■ Written exercise: Don't copy the pictures; return every other part of the records exactly.

■ Record excerpts:
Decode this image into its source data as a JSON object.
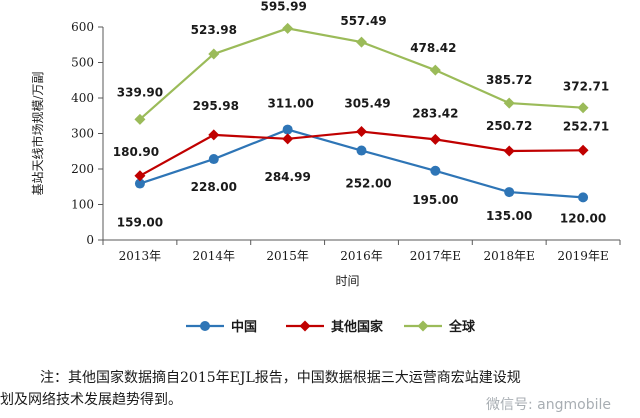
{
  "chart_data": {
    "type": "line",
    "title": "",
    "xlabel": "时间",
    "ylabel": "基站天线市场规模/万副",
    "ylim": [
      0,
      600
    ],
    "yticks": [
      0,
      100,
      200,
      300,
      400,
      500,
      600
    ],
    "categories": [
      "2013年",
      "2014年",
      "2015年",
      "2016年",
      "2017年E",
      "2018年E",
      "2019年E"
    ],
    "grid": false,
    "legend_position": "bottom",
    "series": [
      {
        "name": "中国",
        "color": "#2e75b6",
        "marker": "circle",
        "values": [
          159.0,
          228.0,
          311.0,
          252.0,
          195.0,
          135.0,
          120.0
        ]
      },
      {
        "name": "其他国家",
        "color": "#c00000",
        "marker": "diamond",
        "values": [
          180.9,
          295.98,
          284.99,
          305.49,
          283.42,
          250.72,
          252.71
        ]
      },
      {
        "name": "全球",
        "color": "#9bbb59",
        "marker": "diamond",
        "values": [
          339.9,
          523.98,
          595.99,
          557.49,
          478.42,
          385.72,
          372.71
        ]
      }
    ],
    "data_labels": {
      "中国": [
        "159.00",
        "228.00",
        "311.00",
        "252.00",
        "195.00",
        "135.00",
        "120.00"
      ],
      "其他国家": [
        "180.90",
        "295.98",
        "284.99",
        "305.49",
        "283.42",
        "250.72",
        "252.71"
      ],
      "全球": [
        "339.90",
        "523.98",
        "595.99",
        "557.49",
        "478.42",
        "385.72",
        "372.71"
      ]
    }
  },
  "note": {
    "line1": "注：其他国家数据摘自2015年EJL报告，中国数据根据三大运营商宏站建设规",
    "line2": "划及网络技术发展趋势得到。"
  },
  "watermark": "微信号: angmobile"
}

■ Solution for this task:
Decode this image into its source data as a JSON object.
{
  "chart_data": {
    "type": "line",
    "title": "",
    "xlabel": "时间",
    "ylabel": "基站天线市场规模/万副",
    "ylim": [
      0,
      600
    ],
    "yticks": [
      0,
      100,
      200,
      300,
      400,
      500,
      600
    ],
    "categories": [
      "2013年",
      "2014年",
      "2015年",
      "2016年",
      "2017年E",
      "2018年E",
      "2019年E"
    ],
    "grid": false,
    "legend_position": "bottom",
    "series": [
      {
        "name": "中国",
        "color": "#2e75b6",
        "marker": "circle",
        "values": [
          159.0,
          228.0,
          311.0,
          252.0,
          195.0,
          135.0,
          120.0
        ]
      },
      {
        "name": "其他国家",
        "color": "#c00000",
        "marker": "diamond",
        "values": [
          180.9,
          295.98,
          284.99,
          305.49,
          283.42,
          250.72,
          252.71
        ]
      },
      {
        "name": "全球",
        "color": "#9bbb59",
        "marker": "diamond",
        "values": [
          339.9,
          523.98,
          595.99,
          557.49,
          478.42,
          385.72,
          372.71
        ]
      }
    ],
    "data_labels": {
      "中国": [
        "159.00",
        "228.00",
        "311.00",
        "252.00",
        "195.00",
        "135.00",
        "120.00"
      ],
      "其他国家": [
        "180.90",
        "295.98",
        "284.99",
        "305.49",
        "283.42",
        "250.72",
        "252.71"
      ],
      "全球": [
        "339.90",
        "523.98",
        "595.99",
        "557.49",
        "478.42",
        "385.72",
        "372.71"
      ]
    }
  },
  "note": {
    "line1": "注：其他国家数据摘自2015年EJL报告，中国数据根据三大运营商宏站建设规",
    "line2": "划及网络技术发展趋势得到。"
  },
  "watermark": "微信号: angmobile"
}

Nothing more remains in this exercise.